## The problem
Tally every line of the material that includes "filter", then give the tally and nothing else.

(Dataset records)
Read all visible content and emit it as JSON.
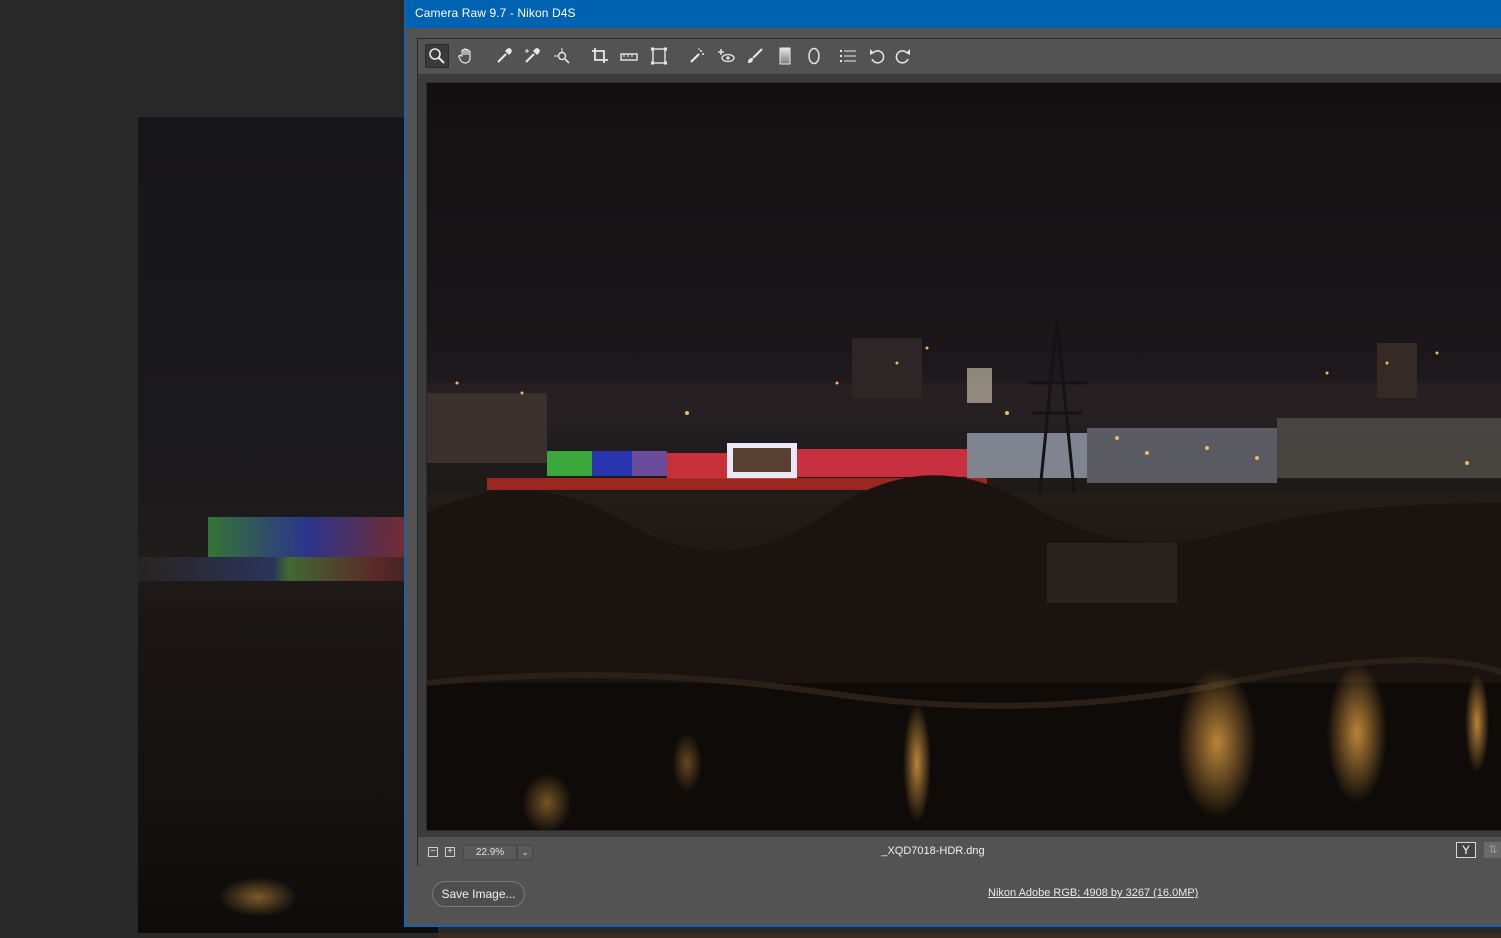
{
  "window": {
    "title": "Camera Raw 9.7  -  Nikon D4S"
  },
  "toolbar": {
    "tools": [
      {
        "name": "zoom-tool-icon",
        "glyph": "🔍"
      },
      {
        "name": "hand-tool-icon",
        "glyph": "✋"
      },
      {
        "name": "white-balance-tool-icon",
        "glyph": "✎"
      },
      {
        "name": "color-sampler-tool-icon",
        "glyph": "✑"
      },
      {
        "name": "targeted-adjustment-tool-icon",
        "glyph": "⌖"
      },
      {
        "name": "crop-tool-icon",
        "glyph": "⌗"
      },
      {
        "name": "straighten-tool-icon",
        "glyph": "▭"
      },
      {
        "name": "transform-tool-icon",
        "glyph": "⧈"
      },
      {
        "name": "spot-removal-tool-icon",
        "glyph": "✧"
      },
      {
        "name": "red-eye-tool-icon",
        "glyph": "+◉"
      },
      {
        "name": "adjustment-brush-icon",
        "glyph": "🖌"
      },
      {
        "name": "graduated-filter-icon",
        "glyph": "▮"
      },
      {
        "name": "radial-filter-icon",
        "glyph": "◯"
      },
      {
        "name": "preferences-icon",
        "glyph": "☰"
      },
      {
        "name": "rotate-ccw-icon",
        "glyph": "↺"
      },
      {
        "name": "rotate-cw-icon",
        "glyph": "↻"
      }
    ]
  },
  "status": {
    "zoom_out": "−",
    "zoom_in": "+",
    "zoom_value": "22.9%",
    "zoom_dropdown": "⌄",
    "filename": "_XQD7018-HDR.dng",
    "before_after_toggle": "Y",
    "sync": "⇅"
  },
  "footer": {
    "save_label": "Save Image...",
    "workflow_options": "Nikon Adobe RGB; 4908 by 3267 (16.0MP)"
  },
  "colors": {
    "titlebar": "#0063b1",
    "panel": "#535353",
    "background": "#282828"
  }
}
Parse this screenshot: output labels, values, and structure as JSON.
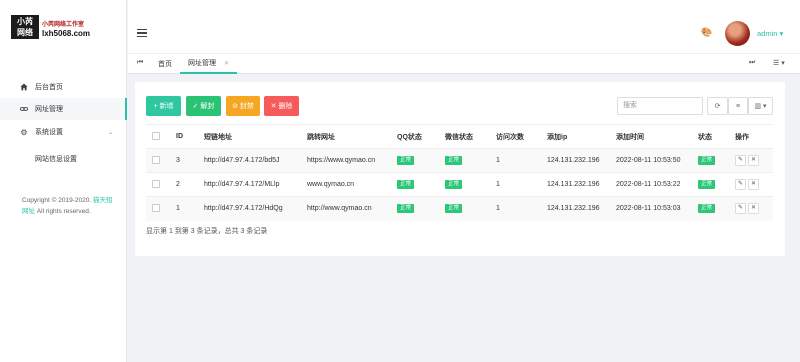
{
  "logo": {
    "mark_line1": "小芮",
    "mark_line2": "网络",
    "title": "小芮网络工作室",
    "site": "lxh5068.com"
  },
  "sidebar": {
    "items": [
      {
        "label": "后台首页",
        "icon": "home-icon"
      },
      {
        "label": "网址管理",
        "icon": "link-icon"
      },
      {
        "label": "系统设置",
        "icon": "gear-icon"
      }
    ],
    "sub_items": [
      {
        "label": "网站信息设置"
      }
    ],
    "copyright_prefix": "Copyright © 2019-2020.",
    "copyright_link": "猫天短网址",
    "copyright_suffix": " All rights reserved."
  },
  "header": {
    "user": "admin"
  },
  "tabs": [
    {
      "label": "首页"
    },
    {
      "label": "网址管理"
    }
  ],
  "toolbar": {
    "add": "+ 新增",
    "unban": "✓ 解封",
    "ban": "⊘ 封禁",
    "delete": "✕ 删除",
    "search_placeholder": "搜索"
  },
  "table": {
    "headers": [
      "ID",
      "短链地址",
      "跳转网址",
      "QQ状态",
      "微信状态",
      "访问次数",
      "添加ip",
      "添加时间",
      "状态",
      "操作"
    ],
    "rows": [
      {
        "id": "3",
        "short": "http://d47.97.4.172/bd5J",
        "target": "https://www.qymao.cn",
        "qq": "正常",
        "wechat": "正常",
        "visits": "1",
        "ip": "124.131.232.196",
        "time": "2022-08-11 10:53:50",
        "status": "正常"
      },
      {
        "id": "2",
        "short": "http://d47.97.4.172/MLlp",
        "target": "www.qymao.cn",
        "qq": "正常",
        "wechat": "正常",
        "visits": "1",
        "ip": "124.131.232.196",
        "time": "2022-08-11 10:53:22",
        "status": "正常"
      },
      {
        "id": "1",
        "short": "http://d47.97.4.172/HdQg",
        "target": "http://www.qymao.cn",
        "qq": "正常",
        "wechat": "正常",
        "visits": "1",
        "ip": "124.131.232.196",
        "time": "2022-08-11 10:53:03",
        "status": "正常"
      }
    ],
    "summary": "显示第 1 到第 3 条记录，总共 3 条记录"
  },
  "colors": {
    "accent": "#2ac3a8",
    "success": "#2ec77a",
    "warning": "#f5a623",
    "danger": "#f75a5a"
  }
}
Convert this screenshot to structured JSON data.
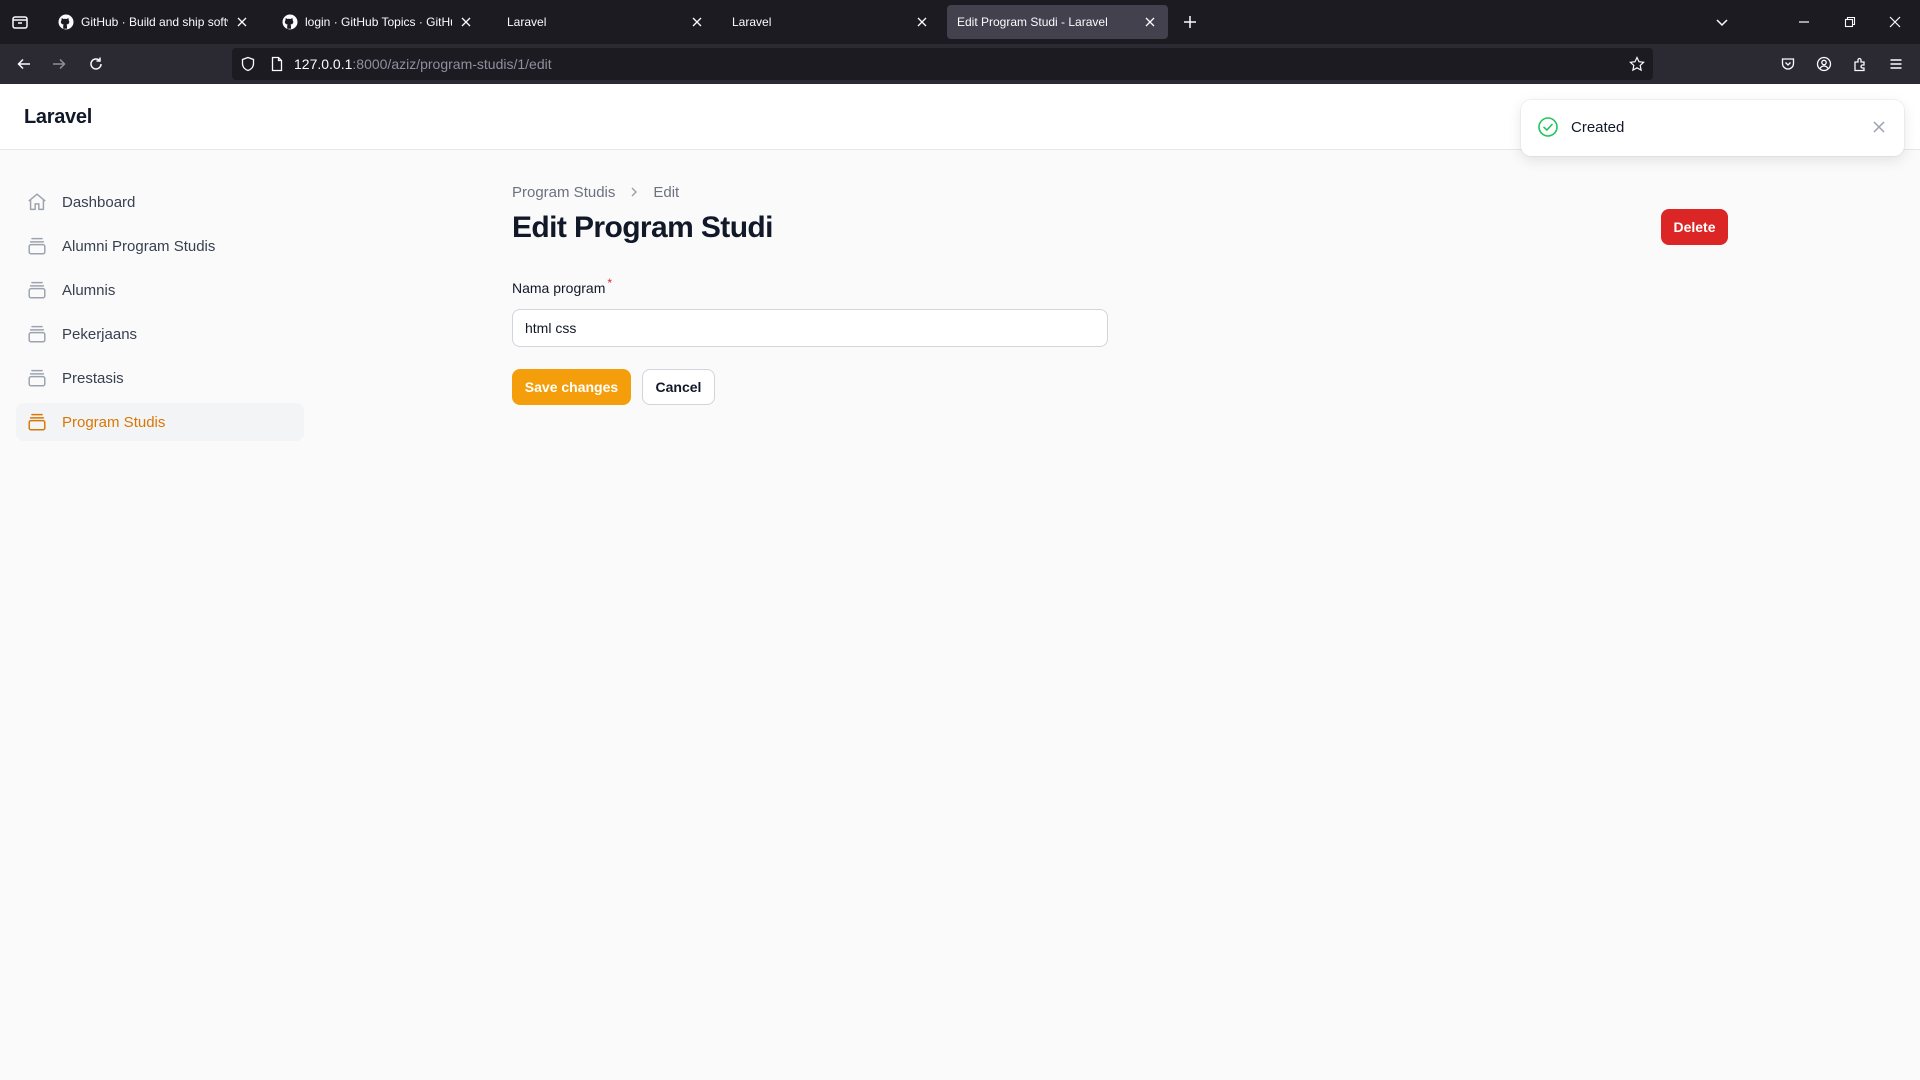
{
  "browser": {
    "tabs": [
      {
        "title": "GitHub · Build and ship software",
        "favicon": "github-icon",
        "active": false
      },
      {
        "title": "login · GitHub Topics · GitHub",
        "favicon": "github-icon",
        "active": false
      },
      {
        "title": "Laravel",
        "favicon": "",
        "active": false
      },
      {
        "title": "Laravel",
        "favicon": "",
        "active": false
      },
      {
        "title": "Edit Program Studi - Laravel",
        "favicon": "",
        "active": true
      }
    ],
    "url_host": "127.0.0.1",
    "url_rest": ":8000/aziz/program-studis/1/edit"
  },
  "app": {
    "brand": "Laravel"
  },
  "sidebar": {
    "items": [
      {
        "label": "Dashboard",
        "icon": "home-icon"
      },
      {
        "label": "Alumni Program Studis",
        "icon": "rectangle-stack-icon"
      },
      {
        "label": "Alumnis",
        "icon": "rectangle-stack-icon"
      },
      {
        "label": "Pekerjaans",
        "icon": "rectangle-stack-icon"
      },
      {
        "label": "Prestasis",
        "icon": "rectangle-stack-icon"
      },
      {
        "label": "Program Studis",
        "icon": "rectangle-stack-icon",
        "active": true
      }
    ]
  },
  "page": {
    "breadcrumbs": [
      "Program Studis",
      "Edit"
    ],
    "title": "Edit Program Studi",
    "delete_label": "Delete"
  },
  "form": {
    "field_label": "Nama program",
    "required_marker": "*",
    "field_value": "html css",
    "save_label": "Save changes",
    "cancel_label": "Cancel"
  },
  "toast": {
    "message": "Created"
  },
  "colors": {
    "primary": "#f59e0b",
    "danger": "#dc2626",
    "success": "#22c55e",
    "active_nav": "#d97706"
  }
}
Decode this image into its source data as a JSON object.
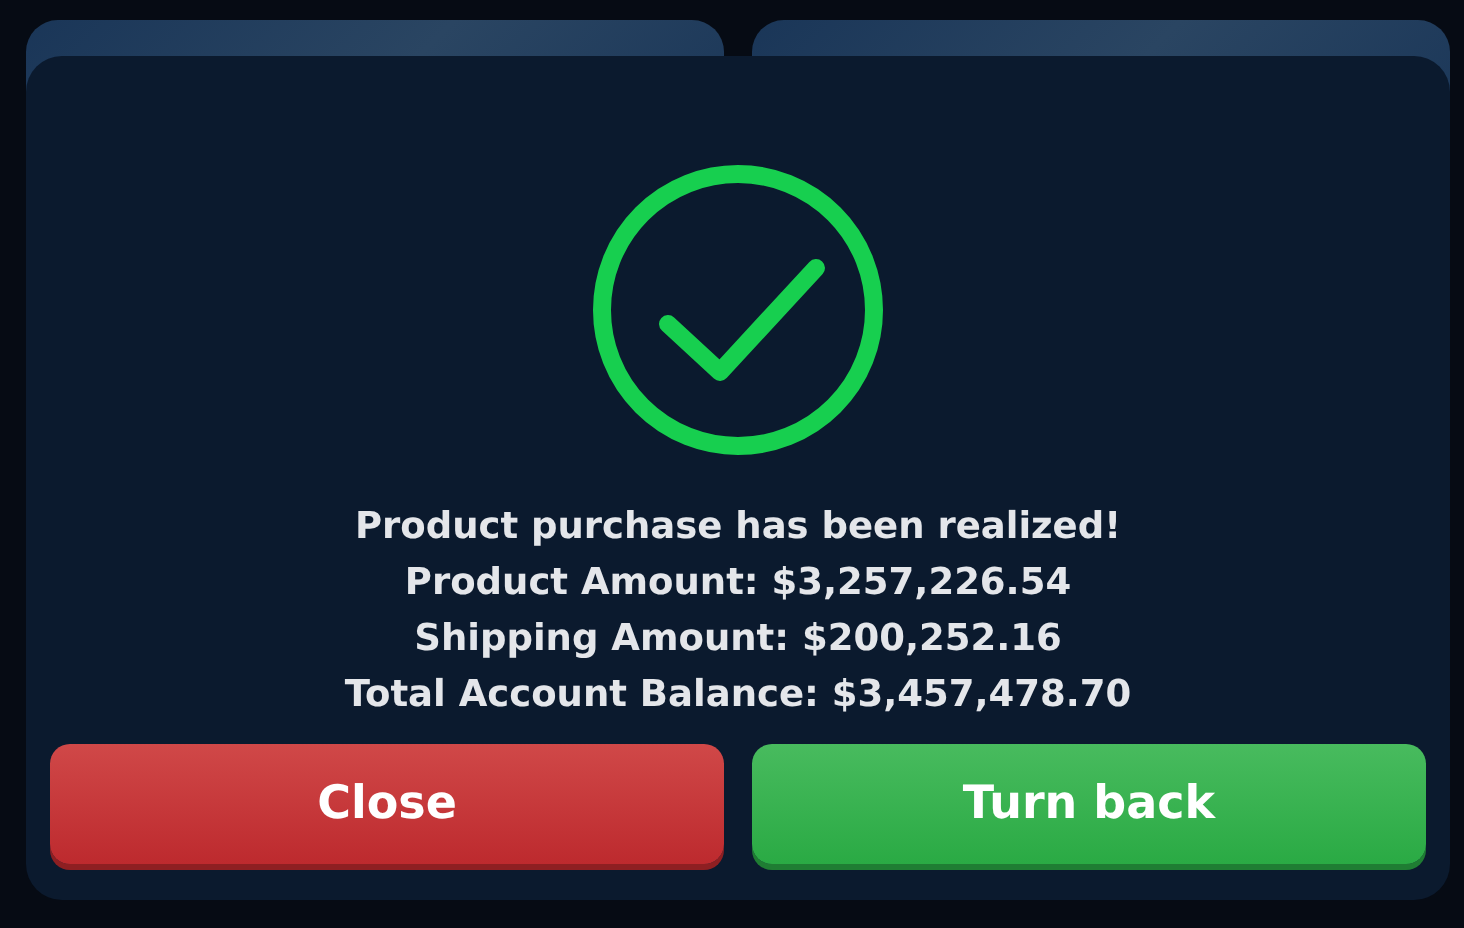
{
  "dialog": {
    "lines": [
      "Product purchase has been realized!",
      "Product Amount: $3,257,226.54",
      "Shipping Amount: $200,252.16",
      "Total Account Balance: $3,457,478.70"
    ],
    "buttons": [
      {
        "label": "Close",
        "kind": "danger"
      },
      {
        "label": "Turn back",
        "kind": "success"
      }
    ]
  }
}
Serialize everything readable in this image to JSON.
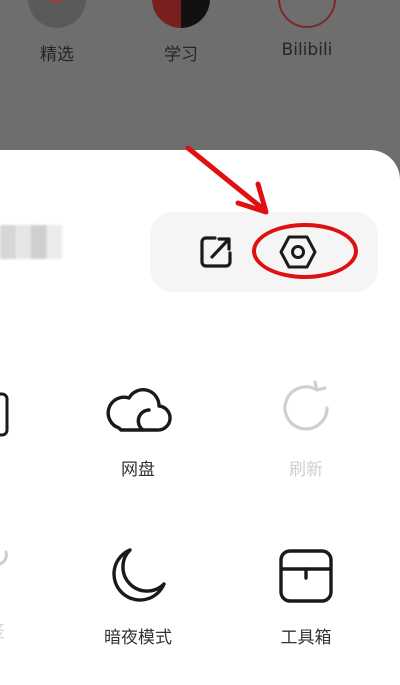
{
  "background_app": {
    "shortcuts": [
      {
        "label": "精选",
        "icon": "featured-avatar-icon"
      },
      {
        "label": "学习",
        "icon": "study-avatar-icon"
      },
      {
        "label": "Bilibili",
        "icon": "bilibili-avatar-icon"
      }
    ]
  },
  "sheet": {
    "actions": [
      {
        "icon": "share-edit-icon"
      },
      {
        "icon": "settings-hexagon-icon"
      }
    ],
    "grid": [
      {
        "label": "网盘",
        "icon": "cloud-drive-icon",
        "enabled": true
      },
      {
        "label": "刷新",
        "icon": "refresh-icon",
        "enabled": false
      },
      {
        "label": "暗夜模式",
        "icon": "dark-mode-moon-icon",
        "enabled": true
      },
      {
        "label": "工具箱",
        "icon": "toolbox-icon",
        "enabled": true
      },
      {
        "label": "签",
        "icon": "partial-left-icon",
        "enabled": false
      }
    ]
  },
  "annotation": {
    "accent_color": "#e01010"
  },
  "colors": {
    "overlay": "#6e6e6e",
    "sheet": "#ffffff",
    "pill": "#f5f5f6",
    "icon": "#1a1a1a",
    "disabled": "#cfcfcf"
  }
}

## Solution for this task
2